-- Task material start --

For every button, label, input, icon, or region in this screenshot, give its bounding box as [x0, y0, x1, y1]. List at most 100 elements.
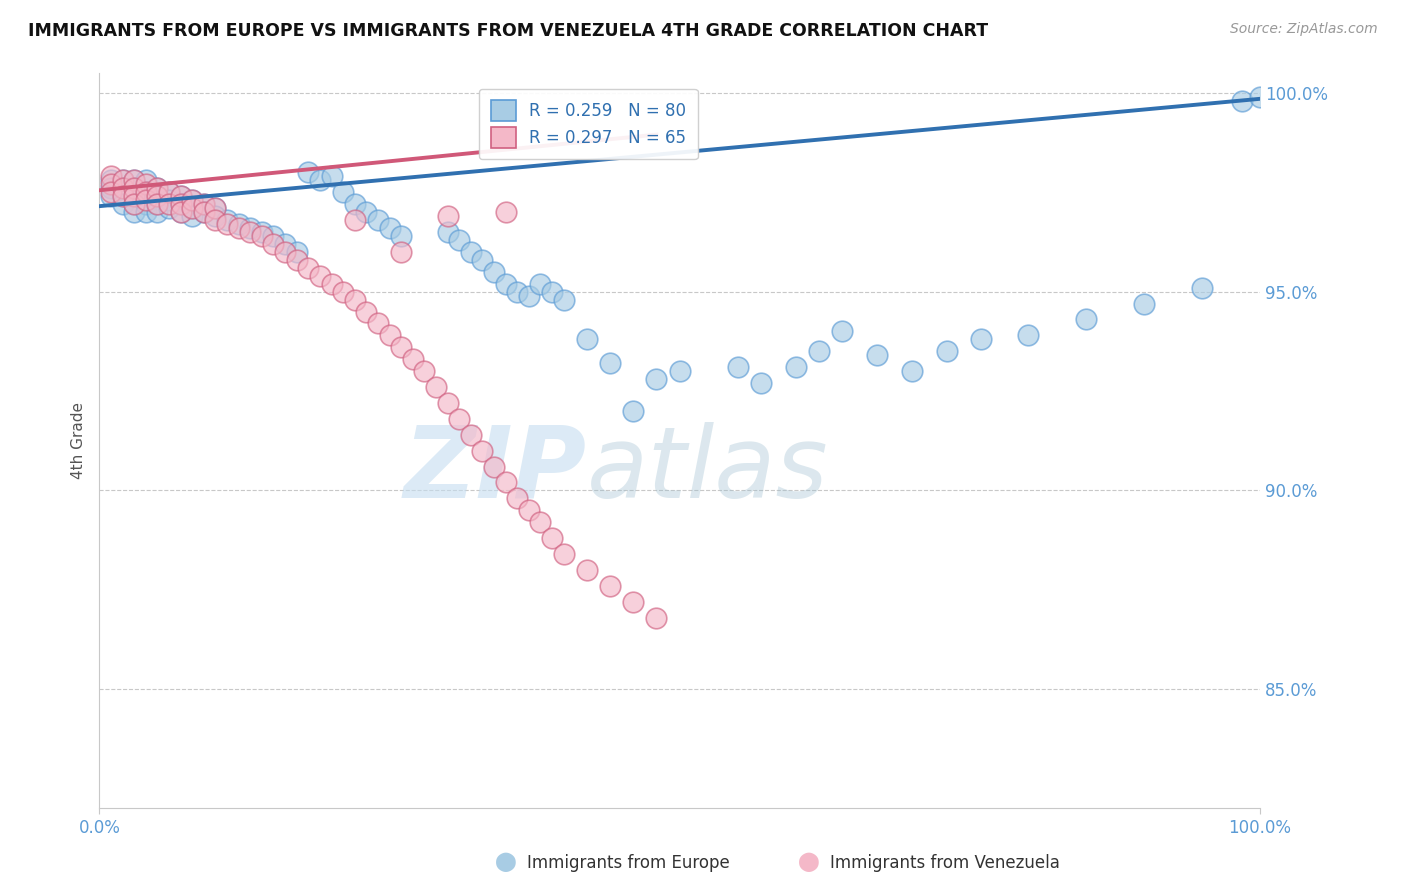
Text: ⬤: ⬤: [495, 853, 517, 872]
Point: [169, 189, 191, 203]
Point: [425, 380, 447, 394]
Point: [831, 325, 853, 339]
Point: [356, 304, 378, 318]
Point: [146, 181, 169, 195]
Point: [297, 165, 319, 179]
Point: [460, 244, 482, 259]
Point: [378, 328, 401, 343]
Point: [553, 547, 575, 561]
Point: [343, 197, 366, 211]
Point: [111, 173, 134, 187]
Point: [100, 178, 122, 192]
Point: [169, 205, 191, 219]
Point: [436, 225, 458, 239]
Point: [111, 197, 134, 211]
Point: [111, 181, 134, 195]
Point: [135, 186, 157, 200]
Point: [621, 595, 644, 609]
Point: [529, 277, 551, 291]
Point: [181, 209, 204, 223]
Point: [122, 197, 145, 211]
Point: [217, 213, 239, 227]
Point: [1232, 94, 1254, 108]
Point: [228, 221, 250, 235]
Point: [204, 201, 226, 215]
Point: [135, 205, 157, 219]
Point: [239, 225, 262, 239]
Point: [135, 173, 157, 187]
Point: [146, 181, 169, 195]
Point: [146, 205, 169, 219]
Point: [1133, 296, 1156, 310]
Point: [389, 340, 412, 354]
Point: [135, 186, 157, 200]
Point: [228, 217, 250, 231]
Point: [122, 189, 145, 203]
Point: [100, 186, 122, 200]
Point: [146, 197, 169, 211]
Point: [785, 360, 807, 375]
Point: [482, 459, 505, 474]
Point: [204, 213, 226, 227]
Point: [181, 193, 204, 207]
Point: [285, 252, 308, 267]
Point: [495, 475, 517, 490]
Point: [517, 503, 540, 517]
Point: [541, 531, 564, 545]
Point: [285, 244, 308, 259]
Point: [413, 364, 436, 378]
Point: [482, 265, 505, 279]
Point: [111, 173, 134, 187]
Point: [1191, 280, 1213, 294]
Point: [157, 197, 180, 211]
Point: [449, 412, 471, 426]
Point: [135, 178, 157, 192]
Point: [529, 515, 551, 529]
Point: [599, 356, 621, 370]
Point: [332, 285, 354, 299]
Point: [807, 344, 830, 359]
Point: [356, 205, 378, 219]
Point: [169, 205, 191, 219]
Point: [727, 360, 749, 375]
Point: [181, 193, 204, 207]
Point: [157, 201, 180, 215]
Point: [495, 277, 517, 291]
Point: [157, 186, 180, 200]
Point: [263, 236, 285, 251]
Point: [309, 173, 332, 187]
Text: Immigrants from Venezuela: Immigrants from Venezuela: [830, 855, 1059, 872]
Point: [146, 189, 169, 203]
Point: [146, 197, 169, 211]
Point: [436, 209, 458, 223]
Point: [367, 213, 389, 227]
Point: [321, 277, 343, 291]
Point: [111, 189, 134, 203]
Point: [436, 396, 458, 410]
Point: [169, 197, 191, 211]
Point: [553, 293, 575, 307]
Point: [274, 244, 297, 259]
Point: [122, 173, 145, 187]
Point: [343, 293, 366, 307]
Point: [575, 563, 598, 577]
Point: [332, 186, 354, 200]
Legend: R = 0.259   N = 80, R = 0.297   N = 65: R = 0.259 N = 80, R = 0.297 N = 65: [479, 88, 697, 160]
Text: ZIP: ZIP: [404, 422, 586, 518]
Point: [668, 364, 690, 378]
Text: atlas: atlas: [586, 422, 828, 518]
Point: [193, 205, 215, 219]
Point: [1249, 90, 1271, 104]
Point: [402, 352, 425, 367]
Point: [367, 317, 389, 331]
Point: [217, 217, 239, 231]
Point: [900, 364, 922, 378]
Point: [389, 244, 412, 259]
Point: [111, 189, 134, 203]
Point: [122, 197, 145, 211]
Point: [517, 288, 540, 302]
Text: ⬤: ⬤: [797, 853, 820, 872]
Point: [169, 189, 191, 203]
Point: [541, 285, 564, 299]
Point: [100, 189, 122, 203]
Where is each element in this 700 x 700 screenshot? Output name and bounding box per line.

-- Task material end --
-- Task material start --

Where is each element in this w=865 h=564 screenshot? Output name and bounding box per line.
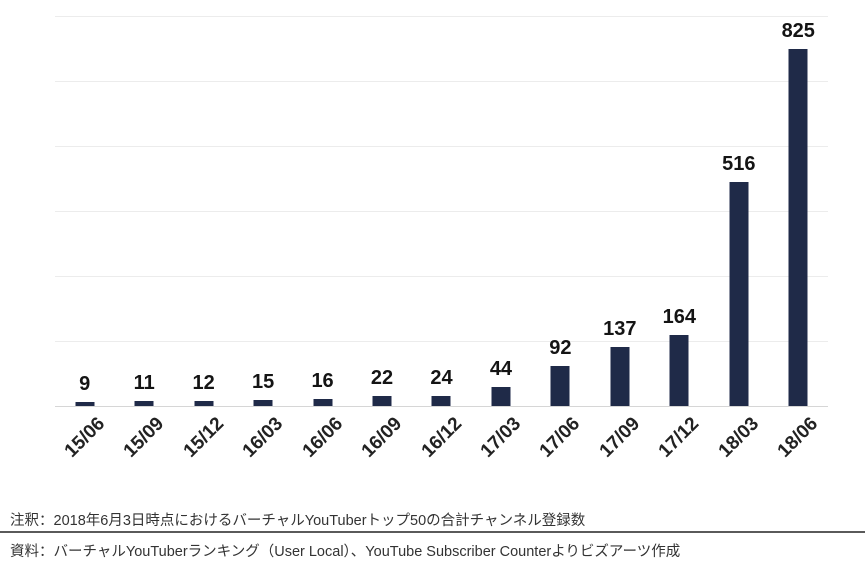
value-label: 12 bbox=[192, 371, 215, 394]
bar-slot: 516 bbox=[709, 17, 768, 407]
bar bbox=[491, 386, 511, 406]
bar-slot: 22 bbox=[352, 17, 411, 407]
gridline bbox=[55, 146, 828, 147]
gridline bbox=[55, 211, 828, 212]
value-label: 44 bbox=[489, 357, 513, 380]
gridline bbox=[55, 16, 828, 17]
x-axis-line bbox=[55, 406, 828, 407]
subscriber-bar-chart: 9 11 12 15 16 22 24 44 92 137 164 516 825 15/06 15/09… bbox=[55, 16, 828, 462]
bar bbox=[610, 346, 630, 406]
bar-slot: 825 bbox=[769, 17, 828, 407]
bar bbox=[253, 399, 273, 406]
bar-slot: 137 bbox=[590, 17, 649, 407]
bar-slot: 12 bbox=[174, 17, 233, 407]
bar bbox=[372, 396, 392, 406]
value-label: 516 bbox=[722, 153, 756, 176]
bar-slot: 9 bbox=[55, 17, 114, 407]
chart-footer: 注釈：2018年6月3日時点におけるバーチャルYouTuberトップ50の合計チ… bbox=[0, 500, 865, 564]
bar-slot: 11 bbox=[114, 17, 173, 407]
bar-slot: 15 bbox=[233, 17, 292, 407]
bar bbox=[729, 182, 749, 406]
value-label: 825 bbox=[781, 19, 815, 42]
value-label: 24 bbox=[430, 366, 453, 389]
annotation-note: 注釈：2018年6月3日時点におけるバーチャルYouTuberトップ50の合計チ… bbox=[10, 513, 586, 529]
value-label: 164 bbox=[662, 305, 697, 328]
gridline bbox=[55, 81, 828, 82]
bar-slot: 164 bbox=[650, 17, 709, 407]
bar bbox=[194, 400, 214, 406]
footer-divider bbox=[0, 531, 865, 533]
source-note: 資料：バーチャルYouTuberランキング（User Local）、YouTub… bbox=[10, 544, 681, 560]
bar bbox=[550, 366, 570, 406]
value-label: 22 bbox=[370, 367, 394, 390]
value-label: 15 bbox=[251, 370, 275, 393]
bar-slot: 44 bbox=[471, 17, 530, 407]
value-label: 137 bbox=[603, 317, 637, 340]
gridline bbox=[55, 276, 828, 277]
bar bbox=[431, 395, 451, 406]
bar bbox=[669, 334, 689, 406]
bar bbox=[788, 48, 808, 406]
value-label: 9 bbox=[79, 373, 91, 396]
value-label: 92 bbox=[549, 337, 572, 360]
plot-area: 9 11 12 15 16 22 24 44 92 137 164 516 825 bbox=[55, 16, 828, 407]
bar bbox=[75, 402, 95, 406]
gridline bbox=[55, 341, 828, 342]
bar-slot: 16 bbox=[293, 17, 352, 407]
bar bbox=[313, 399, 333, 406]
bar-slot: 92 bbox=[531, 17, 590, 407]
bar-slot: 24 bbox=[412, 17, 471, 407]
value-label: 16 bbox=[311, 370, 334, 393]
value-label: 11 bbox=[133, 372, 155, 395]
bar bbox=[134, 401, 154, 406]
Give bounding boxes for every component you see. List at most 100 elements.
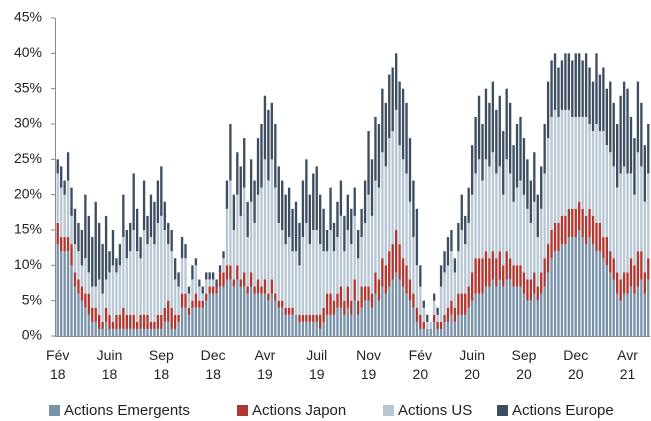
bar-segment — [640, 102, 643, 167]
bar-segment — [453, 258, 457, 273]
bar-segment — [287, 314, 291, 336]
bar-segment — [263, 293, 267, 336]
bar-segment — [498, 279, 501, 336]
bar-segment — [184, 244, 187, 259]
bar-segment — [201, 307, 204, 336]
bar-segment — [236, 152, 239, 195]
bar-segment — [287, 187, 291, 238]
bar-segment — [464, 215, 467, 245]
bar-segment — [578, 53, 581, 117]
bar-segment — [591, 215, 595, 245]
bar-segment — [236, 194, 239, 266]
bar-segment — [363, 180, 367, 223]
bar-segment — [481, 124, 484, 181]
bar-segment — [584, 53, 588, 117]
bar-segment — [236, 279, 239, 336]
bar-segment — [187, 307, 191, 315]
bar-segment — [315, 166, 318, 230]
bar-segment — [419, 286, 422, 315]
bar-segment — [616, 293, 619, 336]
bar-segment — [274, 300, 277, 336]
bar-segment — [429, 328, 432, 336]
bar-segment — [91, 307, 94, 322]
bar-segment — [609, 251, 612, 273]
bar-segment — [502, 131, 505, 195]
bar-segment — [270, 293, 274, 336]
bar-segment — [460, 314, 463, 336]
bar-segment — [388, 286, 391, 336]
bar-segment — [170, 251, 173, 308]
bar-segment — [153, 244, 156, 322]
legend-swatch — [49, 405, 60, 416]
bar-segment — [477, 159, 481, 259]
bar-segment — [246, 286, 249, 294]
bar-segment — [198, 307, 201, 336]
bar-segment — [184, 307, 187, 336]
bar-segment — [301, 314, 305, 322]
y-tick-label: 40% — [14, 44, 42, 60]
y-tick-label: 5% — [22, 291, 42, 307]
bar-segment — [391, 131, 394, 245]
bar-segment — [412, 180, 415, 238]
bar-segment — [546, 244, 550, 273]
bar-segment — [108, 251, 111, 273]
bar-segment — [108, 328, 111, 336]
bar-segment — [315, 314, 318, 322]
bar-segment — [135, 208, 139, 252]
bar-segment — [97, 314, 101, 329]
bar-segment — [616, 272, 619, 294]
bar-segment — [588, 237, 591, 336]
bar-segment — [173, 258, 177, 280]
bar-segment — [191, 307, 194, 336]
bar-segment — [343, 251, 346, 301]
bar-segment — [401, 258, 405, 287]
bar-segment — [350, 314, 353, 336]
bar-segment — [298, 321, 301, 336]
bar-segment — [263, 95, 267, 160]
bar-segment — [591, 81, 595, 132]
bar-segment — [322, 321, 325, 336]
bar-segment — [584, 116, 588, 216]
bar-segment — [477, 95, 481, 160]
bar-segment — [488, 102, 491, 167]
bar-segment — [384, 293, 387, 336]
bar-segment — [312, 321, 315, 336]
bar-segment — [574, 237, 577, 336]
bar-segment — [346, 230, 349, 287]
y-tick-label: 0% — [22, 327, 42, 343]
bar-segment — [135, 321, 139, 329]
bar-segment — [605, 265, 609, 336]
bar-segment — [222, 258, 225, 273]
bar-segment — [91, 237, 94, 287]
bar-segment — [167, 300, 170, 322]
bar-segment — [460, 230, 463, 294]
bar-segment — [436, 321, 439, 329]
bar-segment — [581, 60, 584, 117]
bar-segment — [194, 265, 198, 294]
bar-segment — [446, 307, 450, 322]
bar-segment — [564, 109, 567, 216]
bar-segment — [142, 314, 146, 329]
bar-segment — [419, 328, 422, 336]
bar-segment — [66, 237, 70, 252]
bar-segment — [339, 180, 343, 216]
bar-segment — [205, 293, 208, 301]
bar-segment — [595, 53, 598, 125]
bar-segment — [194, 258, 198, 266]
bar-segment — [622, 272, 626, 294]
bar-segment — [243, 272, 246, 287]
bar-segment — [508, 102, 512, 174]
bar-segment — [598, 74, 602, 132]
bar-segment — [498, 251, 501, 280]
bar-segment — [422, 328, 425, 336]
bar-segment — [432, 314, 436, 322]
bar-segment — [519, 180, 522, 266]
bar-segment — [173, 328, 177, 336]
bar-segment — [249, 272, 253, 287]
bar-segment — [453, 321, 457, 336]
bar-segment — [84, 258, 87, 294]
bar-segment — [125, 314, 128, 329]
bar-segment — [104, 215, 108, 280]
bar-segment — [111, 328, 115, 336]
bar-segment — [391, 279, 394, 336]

-- Task material end --

(Goal of the exercise): Copy out the lines of the records starting with the one that contains "bar-segment — [640, 102, 643, 167]" and ending with the one that contains "bar-segment — [315, 166, 318, 230]", including both.

(Reply):
bar-segment — [640, 102, 643, 167]
bar-segment — [453, 258, 457, 273]
bar-segment — [287, 314, 291, 336]
bar-segment — [263, 293, 267, 336]
bar-segment — [498, 279, 501, 336]
bar-segment — [184, 244, 187, 259]
bar-segment — [201, 307, 204, 336]
bar-segment — [236, 152, 239, 195]
bar-segment — [287, 187, 291, 238]
bar-segment — [464, 215, 467, 245]
bar-segment — [578, 53, 581, 117]
bar-segment — [591, 215, 595, 245]
bar-segment — [236, 194, 239, 266]
bar-segment — [363, 180, 367, 223]
bar-segment — [481, 124, 484, 181]
bar-segment — [584, 53, 588, 117]
bar-segment — [236, 279, 239, 336]
bar-segment — [187, 307, 191, 315]
bar-segment — [315, 166, 318, 230]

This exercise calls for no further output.